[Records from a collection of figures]
(begin)

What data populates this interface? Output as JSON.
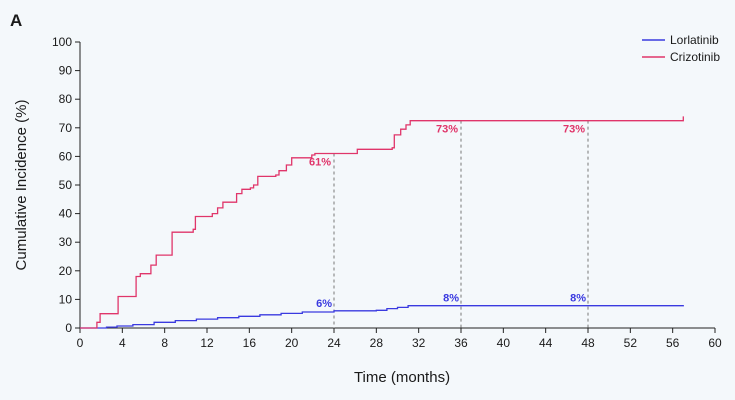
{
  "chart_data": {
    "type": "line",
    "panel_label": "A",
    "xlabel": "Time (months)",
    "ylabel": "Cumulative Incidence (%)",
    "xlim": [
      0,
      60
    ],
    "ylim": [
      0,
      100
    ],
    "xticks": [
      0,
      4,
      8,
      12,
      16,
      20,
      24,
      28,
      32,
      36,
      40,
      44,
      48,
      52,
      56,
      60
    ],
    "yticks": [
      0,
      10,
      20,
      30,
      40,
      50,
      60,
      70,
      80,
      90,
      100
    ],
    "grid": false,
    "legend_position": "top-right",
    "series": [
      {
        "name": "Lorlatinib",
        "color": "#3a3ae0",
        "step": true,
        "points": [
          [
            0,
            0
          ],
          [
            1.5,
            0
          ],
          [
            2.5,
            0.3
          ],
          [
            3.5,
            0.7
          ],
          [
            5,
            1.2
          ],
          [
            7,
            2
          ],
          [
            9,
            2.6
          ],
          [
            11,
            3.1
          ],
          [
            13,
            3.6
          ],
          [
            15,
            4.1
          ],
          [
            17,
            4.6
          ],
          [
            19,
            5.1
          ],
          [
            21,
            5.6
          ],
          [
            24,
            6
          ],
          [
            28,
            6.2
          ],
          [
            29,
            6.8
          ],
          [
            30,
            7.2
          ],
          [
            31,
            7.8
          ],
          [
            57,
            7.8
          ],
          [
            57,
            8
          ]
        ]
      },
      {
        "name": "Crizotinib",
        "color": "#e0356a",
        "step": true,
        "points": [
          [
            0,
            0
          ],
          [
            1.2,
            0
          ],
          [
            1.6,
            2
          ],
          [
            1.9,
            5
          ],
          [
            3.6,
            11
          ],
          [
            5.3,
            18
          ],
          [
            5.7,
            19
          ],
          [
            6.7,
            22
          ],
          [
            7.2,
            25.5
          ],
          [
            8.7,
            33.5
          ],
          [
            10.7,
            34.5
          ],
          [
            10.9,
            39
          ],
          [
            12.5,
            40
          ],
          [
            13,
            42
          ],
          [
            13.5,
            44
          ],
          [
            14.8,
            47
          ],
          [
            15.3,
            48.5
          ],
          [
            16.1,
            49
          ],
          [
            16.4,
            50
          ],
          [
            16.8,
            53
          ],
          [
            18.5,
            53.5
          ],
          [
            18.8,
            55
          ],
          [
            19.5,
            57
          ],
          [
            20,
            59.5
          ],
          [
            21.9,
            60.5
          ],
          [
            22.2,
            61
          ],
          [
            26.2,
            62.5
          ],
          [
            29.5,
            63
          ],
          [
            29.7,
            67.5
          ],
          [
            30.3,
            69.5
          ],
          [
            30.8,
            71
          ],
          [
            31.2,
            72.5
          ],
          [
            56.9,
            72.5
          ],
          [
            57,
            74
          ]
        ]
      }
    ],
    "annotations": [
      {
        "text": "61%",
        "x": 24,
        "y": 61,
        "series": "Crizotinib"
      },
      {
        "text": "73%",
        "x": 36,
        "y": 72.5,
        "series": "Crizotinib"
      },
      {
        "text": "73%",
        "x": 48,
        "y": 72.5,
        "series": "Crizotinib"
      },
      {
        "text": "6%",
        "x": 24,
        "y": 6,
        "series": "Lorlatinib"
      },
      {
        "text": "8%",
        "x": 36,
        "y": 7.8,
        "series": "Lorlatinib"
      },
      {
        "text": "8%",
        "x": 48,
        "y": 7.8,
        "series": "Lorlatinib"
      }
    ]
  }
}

(end)

* [Your goal]:
Extract the full listing exactly, with the pictures left out.

* [Answer to this task]:
What data populates this interface? Output as JSON.
{
  "chart_data": {
    "type": "line",
    "panel_label": "A",
    "xlabel": "Time (months)",
    "ylabel": "Cumulative Incidence (%)",
    "xlim": [
      0,
      60
    ],
    "ylim": [
      0,
      100
    ],
    "xticks": [
      0,
      4,
      8,
      12,
      16,
      20,
      24,
      28,
      32,
      36,
      40,
      44,
      48,
      52,
      56,
      60
    ],
    "yticks": [
      0,
      10,
      20,
      30,
      40,
      50,
      60,
      70,
      80,
      90,
      100
    ],
    "grid": false,
    "legend_position": "top-right",
    "series": [
      {
        "name": "Lorlatinib",
        "color": "#3a3ae0",
        "step": true,
        "points": [
          [
            0,
            0
          ],
          [
            1.5,
            0
          ],
          [
            2.5,
            0.3
          ],
          [
            3.5,
            0.7
          ],
          [
            5,
            1.2
          ],
          [
            7,
            2
          ],
          [
            9,
            2.6
          ],
          [
            11,
            3.1
          ],
          [
            13,
            3.6
          ],
          [
            15,
            4.1
          ],
          [
            17,
            4.6
          ],
          [
            19,
            5.1
          ],
          [
            21,
            5.6
          ],
          [
            24,
            6
          ],
          [
            28,
            6.2
          ],
          [
            29,
            6.8
          ],
          [
            30,
            7.2
          ],
          [
            31,
            7.8
          ],
          [
            57,
            7.8
          ],
          [
            57,
            8
          ]
        ]
      },
      {
        "name": "Crizotinib",
        "color": "#e0356a",
        "step": true,
        "points": [
          [
            0,
            0
          ],
          [
            1.2,
            0
          ],
          [
            1.6,
            2
          ],
          [
            1.9,
            5
          ],
          [
            3.6,
            11
          ],
          [
            5.3,
            18
          ],
          [
            5.7,
            19
          ],
          [
            6.7,
            22
          ],
          [
            7.2,
            25.5
          ],
          [
            8.7,
            33.5
          ],
          [
            10.7,
            34.5
          ],
          [
            10.9,
            39
          ],
          [
            12.5,
            40
          ],
          [
            13,
            42
          ],
          [
            13.5,
            44
          ],
          [
            14.8,
            47
          ],
          [
            15.3,
            48.5
          ],
          [
            16.1,
            49
          ],
          [
            16.4,
            50
          ],
          [
            16.8,
            53
          ],
          [
            18.5,
            53.5
          ],
          [
            18.8,
            55
          ],
          [
            19.5,
            57
          ],
          [
            20,
            59.5
          ],
          [
            21.9,
            60.5
          ],
          [
            22.2,
            61
          ],
          [
            26.2,
            62.5
          ],
          [
            29.5,
            63
          ],
          [
            29.7,
            67.5
          ],
          [
            30.3,
            69.5
          ],
          [
            30.8,
            71
          ],
          [
            31.2,
            72.5
          ],
          [
            56.9,
            72.5
          ],
          [
            57,
            74
          ]
        ]
      }
    ],
    "annotations": [
      {
        "text": "61%",
        "x": 24,
        "y": 61,
        "series": "Crizotinib"
      },
      {
        "text": "73%",
        "x": 36,
        "y": 72.5,
        "series": "Crizotinib"
      },
      {
        "text": "73%",
        "x": 48,
        "y": 72.5,
        "series": "Crizotinib"
      },
      {
        "text": "6%",
        "x": 24,
        "y": 6,
        "series": "Lorlatinib"
      },
      {
        "text": "8%",
        "x": 36,
        "y": 7.8,
        "series": "Lorlatinib"
      },
      {
        "text": "8%",
        "x": 48,
        "y": 7.8,
        "series": "Lorlatinib"
      }
    ]
  }
}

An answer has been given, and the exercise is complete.